• [Tarefa escrita 1]: Repita, sem qualquer alteração, o trecho do texto sobre a Etiópia que começa em "Etiópia: o génio" e segue até "Rainha do Sabá.".

• [Fonte]:

------------

Etiópia: o génio fora da garrafa 

Por Ana Gomes

Ouvimos falar da Etiópia do Prestes João, no século XV, logo na escola primária. E depois graças a devastadoras imagens na TV e «We are the world» de Bob Geldorf, dos milhões de etíopes dizimados pela fome num dos países mais pobres do mundo. Sabemos também que a capital, Addis Ababa, é sede da União Africana. Mas poucos de nós realizarão que a Etiópia é um dos países mais antigos do mundo, uma civilização que remonta a dois mil anos antes de Cristo, centrada no reino de Axum, de onde era originária a lendária Rainha do Sabá.

------------

• [Tarefa escrita 2]: Reproduza exatamente as linhas da listagem, começando pela linha com "hex-cell-empty: [2000, 83, 2018, 104]" e seguindo até à linha com "hex-cell-empty: [1865, 98, 1883, 119]", ambas incluídas.

------------

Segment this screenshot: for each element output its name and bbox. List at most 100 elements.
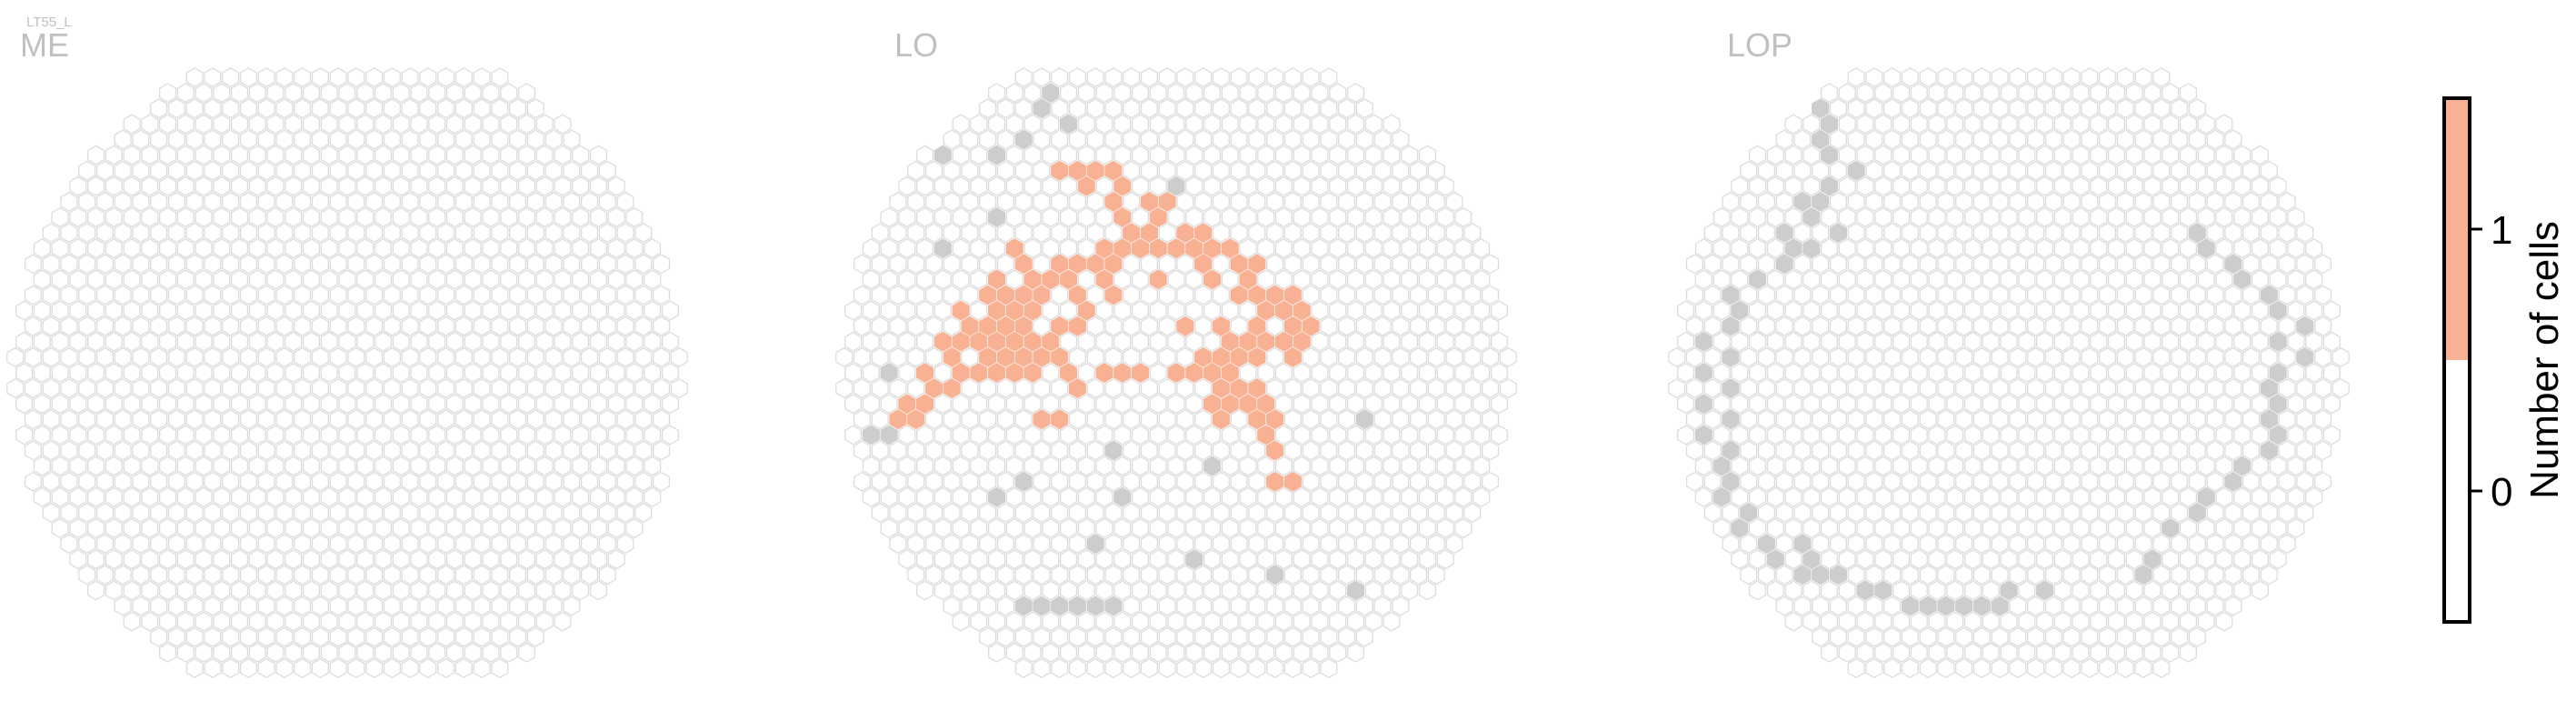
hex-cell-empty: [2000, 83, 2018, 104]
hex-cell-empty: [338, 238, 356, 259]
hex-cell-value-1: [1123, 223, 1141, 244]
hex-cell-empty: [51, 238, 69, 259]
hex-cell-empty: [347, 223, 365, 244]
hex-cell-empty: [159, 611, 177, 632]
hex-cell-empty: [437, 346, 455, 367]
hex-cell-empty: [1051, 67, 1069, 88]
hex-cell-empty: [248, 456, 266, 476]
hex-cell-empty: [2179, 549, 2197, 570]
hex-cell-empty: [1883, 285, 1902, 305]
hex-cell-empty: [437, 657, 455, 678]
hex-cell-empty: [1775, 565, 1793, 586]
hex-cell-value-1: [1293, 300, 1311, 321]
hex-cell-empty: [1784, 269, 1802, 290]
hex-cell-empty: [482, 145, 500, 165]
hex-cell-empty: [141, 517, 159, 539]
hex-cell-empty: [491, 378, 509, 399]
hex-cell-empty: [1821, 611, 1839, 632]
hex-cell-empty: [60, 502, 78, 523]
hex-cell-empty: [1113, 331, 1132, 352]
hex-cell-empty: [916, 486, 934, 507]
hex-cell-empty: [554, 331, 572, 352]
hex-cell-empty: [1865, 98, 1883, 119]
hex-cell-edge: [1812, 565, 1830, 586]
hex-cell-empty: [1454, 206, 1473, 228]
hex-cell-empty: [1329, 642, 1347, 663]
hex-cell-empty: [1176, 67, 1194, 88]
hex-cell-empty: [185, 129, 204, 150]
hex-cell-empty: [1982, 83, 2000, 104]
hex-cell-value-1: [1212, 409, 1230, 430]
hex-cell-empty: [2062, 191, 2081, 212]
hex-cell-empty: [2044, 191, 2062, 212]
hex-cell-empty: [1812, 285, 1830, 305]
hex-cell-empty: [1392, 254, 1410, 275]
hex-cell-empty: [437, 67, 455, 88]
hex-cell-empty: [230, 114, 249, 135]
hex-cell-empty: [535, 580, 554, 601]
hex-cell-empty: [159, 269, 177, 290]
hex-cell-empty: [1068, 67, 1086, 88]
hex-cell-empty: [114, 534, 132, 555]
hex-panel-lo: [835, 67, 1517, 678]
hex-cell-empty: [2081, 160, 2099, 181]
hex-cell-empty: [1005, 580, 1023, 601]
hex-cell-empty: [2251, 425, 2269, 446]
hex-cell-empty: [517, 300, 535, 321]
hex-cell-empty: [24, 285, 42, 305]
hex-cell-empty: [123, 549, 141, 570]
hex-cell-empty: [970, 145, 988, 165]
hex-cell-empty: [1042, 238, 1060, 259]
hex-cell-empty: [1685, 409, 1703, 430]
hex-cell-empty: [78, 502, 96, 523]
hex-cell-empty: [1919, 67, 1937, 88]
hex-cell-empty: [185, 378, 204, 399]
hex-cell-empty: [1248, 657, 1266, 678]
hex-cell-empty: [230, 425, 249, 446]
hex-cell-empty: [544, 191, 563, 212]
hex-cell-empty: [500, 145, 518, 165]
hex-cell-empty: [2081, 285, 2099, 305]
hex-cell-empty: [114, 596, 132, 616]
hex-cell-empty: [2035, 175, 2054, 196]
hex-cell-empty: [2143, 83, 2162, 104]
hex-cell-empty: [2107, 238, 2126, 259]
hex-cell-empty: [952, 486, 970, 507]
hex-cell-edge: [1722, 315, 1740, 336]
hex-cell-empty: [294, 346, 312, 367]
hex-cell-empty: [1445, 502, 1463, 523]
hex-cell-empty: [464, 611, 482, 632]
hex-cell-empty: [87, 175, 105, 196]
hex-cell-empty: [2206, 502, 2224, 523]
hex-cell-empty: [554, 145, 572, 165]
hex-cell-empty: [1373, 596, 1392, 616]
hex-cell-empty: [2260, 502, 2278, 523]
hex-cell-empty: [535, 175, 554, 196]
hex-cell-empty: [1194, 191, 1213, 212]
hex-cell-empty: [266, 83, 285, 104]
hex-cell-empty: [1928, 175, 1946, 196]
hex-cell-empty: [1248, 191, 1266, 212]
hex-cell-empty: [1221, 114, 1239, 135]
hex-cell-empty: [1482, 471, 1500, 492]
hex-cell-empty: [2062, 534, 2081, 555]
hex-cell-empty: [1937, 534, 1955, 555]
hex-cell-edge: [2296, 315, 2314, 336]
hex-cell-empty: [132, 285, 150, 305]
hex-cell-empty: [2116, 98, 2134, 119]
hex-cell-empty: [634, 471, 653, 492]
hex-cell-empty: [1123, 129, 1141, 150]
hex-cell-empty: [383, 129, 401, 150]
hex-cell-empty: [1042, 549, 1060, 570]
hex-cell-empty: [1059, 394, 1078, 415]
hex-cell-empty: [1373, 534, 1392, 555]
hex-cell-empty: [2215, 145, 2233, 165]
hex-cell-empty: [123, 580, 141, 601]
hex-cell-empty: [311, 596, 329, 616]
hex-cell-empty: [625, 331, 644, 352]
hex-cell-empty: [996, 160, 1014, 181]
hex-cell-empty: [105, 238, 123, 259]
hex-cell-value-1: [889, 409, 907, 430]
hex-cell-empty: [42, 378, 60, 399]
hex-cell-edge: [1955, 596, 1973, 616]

------------

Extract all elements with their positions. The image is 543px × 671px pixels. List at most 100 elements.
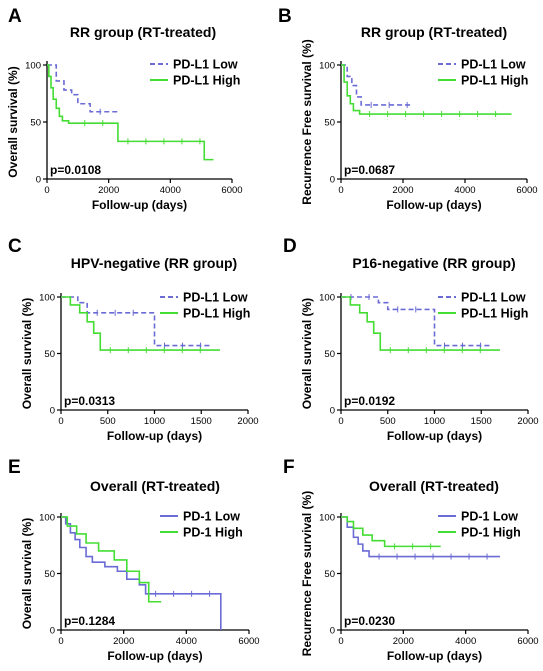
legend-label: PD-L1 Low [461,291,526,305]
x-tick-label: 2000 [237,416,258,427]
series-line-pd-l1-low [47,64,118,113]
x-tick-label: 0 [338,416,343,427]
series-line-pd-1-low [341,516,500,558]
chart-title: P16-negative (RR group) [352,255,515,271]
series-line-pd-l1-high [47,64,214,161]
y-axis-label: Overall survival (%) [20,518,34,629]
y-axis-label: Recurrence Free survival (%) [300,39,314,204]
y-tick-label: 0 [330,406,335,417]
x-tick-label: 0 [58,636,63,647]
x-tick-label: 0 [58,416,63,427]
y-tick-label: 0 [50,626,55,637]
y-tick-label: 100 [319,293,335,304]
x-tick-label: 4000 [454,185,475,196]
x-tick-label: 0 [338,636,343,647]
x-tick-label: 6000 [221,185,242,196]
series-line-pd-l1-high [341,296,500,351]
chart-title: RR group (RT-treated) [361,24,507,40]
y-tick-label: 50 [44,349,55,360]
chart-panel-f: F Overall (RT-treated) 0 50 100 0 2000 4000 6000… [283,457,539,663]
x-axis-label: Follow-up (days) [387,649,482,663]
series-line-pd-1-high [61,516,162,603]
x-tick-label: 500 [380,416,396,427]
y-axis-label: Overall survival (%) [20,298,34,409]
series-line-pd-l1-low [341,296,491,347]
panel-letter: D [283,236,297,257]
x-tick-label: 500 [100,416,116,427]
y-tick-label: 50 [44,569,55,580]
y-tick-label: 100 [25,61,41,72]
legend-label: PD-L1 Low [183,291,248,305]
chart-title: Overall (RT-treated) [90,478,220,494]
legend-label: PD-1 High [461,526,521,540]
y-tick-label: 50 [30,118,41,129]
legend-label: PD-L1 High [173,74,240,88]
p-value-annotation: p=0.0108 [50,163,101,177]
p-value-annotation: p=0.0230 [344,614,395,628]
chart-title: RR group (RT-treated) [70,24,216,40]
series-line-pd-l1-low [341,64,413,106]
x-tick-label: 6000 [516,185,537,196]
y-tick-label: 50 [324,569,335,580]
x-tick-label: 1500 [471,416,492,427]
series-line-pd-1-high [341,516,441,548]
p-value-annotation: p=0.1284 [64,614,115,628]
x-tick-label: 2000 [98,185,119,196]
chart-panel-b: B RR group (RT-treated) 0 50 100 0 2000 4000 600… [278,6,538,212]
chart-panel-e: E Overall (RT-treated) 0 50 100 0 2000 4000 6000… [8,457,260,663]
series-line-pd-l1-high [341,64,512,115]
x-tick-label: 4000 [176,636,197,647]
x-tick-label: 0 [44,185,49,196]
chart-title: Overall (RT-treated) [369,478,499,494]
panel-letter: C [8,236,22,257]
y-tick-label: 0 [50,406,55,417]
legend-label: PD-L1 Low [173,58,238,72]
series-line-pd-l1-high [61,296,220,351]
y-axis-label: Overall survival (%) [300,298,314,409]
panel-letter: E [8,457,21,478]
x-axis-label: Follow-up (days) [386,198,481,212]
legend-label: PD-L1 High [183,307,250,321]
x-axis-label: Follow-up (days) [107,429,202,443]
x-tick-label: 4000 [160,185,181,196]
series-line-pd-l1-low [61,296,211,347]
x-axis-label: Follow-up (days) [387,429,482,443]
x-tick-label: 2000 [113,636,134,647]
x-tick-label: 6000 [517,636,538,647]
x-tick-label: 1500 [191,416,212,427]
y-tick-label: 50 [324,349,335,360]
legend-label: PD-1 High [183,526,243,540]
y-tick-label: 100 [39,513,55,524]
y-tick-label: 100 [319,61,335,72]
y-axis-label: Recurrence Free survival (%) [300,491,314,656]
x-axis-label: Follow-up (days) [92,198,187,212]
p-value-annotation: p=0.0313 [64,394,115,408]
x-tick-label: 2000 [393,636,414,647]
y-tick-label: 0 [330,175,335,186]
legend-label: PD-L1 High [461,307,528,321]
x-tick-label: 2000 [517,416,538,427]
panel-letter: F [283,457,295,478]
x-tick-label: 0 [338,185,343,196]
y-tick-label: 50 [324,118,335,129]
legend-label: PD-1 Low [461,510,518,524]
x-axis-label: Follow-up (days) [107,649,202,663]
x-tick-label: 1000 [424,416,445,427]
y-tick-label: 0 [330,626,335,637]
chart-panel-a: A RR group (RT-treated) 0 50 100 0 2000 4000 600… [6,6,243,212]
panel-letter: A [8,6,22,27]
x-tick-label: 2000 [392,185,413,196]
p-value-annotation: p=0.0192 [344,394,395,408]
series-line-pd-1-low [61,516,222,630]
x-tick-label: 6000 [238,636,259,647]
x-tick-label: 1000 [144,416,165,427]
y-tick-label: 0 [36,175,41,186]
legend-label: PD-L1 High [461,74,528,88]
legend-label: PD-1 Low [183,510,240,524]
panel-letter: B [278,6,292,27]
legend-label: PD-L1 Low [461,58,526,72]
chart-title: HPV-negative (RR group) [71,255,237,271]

------------

• [Resposta 1]:
Etiópia: o génio fora da garrafa 

Por Ana Gomes

Ouvimos falar da Etiópia do Prestes João, no século XV, logo na escola primária. E depois graças a devastadoras imagens na TV e «We are the world» de Bob Geldorf, dos milhões de etíopes dizimados pela fome num dos países mais pobres do mundo. Sabemos também que a capital, Addis Ababa, é sede da União Africana. Mas poucos de nós realizarão que a Etiópia é um dos países mais antigos do mundo, uma civilização que remonta a dois mil anos antes de Cristo, centrada no reino de Axum, de onde era originária a lendária Rainha do Sabá.

• [Resposta 2]:
hex-cell-empty: [2000, 83, 2018, 104]
hex-cell-empty: [338, 238, 356, 259]
hex-cell-value-1: [1123, 223, 1141, 244]
hex-cell-empty: [51, 238, 69, 259]
hex-cell-empty: [347, 223, 365, 244]
hex-cell-empty: [159, 611, 177, 632]
hex-cell-empty: [437, 346, 455, 367]
hex-cell-empty: [1051, 67, 1069, 88]
hex-cell-empty: [248, 456, 266, 476]
hex-cell-empty: [2179, 549, 2197, 570]
hex-cell-empty: [1883, 285, 1902, 305]
hex-cell-empty: [437, 657, 455, 678]
hex-cell-empty: [1775, 565, 1793, 586]
hex-cell-value-1: [1293, 300, 1311, 321]
hex-cell-empty: [1784, 269, 1802, 290]
hex-cell-empty: [482, 145, 500, 165]
hex-cell-empty: [141, 517, 159, 539]
hex-cell-empty: [491, 378, 509, 399]
hex-cell-empty: [1821, 611, 1839, 632]
hex-cell-empty: [60, 502, 78, 523]
hex-cell-empty: [1113, 331, 1132, 352]
hex-cell-empty: [916, 486, 934, 507]
hex-cell-empty: [554, 331, 572, 352]
hex-cell-empty: [1865, 98, 1883, 119]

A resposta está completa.